-- PROBLEM --
Every line below that contains "рентабельность" is to be copied.
---------- DATA SUPPLIED
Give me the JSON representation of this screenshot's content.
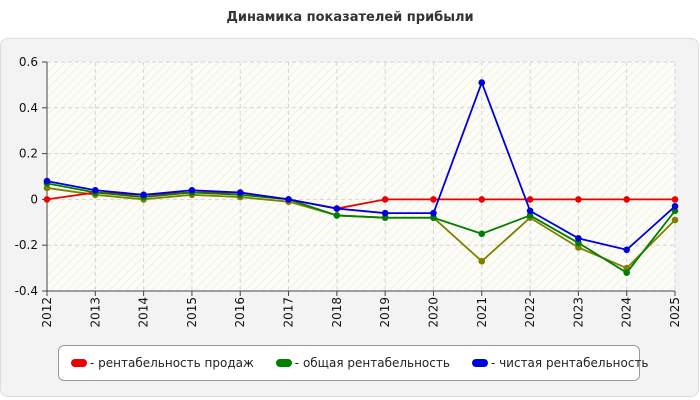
{
  "chart_data": {
    "type": "line",
    "title": "Динамика показателей прибыли",
    "xlabel": "",
    "ylabel": "",
    "x": [
      "2012",
      "2013",
      "2014",
      "2015",
      "2016",
      "2017",
      "2018",
      "2019",
      "2020",
      "2021",
      "2022",
      "2023",
      "2024",
      "2025"
    ],
    "ylim": [
      -0.4,
      0.6
    ],
    "yticks": [
      -0.4,
      -0.2,
      0,
      0.2,
      0.4,
      0.6
    ],
    "ytick_labels": [
      "-0.4",
      "-0.2",
      "0",
      "0.2",
      "0.4",
      "0.6"
    ],
    "grid": true,
    "legend_position": "bottom",
    "series": [
      {
        "name": "- рентабельность продаж",
        "color": "#ee0000",
        "values": [
          0.0,
          0.03,
          0.02,
          0.03,
          0.03,
          0.0,
          -0.04,
          0.0,
          0.0,
          0.0,
          0.0,
          0.0,
          0.0,
          0.0
        ]
      },
      {
        "name": "- общая рентабельность",
        "color": "#008000",
        "values": [
          0.07,
          0.03,
          0.01,
          0.03,
          0.02,
          0.0,
          -0.07,
          -0.08,
          -0.08,
          -0.15,
          -0.07,
          -0.19,
          -0.32,
          -0.05
        ]
      },
      {
        "name": "- чистая рентабельность",
        "color": "#0000dd",
        "values": [
          0.08,
          0.04,
          0.02,
          0.04,
          0.03,
          0.0,
          -0.04,
          -0.06,
          -0.06,
          0.51,
          -0.05,
          -0.17,
          -0.22,
          -0.03
        ]
      },
      {
        "name": "",
        "color": "#808000",
        "values": [
          0.05,
          0.02,
          0.0,
          0.02,
          0.01,
          -0.01,
          -0.07,
          -0.08,
          -0.08,
          -0.27,
          -0.08,
          -0.21,
          -0.3,
          -0.09
        ]
      }
    ]
  }
}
--------------------
-- TASK RESULT --
        "name": "- рентабельность продаж",
        "name": "- общая рентабельность",
        "name": "- чистая рентабельность",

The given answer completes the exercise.